Given information →
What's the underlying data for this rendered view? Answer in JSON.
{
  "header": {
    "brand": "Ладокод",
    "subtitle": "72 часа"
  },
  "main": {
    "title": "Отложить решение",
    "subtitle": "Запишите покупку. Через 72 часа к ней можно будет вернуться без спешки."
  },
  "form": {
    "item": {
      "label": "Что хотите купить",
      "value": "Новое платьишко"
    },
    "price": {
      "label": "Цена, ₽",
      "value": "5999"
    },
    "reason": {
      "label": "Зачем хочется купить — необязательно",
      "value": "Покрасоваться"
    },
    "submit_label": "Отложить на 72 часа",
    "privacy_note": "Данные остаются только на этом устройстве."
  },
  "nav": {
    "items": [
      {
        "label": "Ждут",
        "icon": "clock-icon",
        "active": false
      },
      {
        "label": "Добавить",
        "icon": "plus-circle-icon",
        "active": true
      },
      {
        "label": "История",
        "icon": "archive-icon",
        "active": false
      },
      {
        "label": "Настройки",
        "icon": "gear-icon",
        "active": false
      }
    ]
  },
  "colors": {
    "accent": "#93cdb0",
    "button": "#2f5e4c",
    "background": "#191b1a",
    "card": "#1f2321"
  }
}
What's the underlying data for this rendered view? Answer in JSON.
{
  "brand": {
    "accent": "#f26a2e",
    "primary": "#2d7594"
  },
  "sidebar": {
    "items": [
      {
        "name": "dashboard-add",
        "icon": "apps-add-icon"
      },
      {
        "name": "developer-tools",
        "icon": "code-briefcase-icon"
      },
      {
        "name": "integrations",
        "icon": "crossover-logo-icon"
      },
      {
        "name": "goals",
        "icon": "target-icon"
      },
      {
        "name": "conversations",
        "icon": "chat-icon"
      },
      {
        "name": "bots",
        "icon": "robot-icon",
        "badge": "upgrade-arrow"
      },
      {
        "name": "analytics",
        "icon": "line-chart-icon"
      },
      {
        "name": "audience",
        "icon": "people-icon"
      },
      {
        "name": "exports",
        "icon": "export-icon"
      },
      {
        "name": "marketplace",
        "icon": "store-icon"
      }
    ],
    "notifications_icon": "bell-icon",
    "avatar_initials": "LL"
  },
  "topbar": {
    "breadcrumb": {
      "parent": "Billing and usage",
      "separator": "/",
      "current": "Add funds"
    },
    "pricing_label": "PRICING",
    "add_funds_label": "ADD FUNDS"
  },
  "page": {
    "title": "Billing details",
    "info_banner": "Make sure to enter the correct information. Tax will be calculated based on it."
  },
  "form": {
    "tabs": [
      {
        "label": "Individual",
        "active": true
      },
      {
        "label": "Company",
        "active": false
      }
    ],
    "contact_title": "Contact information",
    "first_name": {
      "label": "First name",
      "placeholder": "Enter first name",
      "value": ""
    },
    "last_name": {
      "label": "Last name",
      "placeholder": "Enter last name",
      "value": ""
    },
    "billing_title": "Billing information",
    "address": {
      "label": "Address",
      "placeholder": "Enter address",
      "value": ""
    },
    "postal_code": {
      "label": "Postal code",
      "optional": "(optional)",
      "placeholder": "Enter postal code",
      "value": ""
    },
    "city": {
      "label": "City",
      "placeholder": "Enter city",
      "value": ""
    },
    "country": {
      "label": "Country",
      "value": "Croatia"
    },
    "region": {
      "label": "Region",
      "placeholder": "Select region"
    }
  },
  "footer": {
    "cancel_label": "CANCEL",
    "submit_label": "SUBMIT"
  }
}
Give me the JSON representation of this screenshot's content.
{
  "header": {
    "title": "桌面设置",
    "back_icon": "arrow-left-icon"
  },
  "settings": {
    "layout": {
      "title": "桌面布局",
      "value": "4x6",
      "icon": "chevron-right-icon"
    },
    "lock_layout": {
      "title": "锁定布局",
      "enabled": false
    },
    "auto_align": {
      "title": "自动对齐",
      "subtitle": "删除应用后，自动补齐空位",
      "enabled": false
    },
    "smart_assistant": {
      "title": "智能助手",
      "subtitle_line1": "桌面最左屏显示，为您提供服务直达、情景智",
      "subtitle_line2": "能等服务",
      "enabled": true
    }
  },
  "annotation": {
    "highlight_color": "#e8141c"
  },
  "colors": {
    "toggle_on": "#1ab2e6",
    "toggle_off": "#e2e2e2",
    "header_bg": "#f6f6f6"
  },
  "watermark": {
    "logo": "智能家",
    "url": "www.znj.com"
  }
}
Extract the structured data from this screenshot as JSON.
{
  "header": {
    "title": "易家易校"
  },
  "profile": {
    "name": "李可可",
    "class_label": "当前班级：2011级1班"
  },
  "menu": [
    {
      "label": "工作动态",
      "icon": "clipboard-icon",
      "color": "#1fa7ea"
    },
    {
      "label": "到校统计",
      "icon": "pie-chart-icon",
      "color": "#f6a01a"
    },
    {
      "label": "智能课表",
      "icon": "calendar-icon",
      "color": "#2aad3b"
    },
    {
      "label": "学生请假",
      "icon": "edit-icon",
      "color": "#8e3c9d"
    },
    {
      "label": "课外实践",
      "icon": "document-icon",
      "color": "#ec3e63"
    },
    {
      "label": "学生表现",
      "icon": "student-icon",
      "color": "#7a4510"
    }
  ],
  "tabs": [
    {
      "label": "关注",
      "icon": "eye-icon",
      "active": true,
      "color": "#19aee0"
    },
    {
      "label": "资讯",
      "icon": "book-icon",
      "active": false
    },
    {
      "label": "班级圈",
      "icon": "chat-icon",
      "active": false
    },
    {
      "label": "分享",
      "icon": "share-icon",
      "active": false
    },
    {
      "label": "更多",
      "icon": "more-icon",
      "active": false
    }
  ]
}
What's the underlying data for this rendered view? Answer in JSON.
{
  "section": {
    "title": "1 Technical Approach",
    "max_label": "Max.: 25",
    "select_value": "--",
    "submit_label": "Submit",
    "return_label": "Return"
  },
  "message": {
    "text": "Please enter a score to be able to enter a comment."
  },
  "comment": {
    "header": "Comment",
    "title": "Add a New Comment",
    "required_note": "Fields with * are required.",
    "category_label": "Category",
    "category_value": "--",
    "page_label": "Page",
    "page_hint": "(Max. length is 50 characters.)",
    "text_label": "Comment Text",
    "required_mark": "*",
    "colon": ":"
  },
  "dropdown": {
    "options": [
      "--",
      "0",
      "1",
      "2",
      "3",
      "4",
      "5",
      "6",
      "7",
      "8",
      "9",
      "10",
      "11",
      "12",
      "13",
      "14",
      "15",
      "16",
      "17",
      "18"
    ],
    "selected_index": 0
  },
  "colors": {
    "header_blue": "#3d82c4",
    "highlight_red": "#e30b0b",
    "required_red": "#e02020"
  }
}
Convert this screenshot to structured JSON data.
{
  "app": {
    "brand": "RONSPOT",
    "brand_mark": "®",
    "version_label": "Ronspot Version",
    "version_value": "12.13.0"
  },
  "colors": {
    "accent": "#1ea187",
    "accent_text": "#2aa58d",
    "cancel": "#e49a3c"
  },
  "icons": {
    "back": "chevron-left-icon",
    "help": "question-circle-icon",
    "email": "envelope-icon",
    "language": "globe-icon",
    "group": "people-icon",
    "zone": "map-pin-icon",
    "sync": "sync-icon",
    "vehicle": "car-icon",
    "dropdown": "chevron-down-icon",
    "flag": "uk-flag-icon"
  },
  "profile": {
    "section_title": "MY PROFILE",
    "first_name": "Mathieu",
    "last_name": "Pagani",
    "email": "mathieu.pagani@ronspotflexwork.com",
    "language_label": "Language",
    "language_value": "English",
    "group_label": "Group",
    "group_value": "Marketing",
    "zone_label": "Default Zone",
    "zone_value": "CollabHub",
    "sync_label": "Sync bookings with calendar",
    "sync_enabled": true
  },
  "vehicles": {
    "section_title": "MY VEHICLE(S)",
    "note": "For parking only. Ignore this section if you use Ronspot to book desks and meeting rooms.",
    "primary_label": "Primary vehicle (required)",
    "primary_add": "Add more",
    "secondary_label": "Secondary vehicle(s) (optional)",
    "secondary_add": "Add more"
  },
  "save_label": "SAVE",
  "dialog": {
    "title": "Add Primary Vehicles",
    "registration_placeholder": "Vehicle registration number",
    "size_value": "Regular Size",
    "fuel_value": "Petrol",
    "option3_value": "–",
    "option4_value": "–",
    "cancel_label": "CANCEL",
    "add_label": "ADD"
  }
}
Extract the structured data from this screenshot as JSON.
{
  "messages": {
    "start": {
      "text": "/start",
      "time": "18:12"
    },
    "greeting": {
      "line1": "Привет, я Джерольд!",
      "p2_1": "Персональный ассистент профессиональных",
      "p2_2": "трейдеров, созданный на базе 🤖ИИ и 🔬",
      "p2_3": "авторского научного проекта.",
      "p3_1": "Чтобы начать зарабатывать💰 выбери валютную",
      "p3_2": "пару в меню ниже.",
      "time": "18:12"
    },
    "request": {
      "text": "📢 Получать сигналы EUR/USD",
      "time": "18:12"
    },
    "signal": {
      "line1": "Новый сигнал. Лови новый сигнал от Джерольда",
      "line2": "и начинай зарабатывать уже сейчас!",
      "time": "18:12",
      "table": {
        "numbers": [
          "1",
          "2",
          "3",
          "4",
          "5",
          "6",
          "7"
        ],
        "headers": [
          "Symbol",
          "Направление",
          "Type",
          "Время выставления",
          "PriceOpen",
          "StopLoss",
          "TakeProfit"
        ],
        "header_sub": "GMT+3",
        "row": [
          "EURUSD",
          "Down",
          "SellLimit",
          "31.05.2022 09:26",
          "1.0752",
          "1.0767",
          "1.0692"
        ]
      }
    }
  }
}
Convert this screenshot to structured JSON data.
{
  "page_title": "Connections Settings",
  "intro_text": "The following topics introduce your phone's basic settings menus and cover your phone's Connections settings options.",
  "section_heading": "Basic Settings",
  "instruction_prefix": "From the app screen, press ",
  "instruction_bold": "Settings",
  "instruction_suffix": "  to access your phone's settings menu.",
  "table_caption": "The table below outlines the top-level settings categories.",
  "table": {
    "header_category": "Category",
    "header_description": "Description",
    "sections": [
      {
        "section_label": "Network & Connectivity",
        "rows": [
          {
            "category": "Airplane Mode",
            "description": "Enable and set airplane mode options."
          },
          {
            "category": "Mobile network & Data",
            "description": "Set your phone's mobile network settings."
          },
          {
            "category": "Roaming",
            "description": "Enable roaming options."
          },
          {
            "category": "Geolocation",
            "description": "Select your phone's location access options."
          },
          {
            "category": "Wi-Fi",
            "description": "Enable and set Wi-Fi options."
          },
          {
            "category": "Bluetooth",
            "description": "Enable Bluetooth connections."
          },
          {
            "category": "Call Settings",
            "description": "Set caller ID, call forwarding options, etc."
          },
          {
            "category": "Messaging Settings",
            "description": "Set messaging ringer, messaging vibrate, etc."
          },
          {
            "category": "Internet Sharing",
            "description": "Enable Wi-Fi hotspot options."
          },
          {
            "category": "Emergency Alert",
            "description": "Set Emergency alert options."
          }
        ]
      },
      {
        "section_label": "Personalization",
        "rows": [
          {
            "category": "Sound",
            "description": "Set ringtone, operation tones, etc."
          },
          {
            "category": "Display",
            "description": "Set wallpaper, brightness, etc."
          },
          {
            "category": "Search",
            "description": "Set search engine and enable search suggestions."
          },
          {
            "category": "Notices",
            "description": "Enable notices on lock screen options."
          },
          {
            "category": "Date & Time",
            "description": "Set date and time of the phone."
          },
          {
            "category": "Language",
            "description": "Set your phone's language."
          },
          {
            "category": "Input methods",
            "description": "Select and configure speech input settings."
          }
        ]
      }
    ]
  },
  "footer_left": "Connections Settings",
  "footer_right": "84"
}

Required work → Scan the records above, count the lines with "email" in them, and give only the number.

Output of the exercise → 2